§ Records supplied
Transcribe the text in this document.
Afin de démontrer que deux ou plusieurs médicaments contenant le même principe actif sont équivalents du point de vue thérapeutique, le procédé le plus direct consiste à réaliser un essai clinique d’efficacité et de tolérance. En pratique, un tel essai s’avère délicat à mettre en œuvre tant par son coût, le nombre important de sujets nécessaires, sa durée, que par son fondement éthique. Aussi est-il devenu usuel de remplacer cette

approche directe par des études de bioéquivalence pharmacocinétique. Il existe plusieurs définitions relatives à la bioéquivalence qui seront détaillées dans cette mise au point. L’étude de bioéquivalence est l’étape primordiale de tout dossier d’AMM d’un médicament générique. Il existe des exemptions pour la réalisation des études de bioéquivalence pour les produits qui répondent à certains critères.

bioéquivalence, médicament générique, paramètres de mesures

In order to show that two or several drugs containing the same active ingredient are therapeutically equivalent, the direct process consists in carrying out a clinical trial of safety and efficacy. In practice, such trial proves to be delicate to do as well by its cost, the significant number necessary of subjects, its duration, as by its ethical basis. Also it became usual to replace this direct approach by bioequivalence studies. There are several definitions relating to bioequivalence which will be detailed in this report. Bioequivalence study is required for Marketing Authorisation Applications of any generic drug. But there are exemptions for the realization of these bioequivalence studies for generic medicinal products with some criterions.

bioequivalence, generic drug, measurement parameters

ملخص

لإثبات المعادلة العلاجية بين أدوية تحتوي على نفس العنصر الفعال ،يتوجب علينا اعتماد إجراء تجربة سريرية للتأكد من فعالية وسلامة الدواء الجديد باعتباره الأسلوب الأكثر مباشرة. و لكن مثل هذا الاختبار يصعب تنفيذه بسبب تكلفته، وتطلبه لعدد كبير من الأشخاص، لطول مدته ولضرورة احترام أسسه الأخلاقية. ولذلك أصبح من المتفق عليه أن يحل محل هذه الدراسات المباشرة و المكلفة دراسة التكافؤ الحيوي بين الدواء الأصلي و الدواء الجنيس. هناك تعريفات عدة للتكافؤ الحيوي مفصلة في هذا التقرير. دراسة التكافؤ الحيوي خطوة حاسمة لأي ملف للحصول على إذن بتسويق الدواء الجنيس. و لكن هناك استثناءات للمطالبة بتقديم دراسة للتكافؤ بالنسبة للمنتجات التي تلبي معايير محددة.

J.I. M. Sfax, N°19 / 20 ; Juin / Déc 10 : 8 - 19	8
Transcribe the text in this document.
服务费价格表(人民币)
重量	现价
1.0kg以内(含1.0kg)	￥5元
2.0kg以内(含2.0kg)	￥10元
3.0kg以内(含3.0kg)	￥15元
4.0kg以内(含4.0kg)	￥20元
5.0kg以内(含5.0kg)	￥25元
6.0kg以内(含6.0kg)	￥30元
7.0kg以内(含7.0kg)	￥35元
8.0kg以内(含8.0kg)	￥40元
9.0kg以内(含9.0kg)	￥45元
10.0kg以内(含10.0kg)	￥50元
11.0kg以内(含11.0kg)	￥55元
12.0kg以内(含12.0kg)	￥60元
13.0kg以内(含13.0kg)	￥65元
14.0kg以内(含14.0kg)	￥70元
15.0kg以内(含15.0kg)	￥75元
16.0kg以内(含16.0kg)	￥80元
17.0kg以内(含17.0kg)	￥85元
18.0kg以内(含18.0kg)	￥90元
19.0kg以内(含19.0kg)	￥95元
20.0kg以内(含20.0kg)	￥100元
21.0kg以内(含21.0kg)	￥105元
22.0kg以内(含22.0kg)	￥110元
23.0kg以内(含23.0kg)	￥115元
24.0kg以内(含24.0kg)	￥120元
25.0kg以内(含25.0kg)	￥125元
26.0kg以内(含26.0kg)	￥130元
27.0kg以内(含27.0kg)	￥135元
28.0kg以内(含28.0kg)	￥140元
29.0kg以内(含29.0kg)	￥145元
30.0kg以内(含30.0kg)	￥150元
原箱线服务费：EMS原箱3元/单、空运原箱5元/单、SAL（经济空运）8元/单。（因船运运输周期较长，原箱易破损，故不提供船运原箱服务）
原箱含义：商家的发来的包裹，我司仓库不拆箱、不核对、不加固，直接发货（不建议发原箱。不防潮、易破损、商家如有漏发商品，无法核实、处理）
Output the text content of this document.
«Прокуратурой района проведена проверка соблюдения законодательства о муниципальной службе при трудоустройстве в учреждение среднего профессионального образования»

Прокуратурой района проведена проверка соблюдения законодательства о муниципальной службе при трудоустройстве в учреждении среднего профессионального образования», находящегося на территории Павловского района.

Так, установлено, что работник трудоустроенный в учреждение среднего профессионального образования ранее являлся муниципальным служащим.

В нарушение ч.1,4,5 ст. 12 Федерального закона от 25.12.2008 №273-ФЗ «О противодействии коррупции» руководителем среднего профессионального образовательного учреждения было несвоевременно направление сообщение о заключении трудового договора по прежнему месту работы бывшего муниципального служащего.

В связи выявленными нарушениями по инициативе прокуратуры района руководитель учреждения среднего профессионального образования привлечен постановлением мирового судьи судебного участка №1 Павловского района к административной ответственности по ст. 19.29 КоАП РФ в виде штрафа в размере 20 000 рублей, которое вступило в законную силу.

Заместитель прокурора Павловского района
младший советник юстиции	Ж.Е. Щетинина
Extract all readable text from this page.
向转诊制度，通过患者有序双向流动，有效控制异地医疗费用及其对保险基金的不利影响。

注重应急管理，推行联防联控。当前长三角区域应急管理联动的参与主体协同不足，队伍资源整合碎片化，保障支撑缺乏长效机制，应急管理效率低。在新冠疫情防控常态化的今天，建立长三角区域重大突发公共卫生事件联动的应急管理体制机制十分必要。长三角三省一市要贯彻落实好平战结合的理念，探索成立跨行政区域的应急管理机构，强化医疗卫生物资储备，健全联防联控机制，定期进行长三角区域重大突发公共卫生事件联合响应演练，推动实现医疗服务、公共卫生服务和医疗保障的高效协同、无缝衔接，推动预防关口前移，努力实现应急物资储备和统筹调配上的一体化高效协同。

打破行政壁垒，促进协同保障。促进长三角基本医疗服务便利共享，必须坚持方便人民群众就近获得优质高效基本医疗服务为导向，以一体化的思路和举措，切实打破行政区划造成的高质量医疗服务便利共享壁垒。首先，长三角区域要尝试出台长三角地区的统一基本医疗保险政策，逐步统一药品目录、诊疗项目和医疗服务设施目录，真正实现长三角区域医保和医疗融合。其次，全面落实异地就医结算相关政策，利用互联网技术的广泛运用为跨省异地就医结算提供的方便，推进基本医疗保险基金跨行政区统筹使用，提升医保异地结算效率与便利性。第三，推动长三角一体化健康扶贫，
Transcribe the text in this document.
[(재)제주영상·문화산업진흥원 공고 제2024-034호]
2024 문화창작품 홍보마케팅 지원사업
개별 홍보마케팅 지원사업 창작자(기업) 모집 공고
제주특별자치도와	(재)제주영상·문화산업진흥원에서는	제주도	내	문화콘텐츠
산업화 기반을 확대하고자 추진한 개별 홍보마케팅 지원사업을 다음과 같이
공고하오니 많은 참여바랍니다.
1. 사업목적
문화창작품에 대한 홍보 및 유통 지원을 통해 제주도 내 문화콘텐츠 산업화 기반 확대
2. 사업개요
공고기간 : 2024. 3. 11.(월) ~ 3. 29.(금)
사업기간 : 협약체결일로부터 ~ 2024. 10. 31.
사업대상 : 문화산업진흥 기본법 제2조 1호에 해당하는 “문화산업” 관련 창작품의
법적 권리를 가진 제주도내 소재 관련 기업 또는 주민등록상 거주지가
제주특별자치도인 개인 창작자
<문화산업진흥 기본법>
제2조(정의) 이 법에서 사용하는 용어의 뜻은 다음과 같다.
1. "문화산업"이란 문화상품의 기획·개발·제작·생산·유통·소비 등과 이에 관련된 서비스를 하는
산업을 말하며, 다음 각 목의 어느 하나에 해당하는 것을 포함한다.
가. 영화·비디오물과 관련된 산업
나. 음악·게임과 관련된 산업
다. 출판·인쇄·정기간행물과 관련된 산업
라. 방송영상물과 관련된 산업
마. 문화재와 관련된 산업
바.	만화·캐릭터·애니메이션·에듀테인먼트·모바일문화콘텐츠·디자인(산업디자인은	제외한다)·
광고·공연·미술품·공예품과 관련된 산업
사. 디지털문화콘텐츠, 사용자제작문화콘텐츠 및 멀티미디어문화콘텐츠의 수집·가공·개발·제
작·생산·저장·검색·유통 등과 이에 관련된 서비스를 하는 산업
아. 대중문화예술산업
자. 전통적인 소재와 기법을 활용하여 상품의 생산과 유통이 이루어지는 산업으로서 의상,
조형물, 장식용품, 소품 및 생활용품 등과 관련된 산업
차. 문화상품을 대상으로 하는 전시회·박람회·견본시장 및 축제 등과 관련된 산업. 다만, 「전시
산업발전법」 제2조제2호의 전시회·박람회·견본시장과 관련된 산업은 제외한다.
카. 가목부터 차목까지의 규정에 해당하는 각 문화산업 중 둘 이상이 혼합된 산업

§ Given problem
In the listing above, find the lines holding the word "bioéquivalence" and copy them.

§ Result for this exercise
approche directe par des études de bioéquivalence pharmacocinétique. Il existe plusieurs définitions relatives à la bioéquivalence qui seront détaillées dans cette mise au point. L’étude de bioéquivalence est l’étape primordiale de tout dossier d’AMM d’un médicament générique. Il existe des exemptions pour la réalisation des études de bioéquivalence pour les produits qui répondent à certains critères.
bioéquivalence, médicament générique, paramètres de mesures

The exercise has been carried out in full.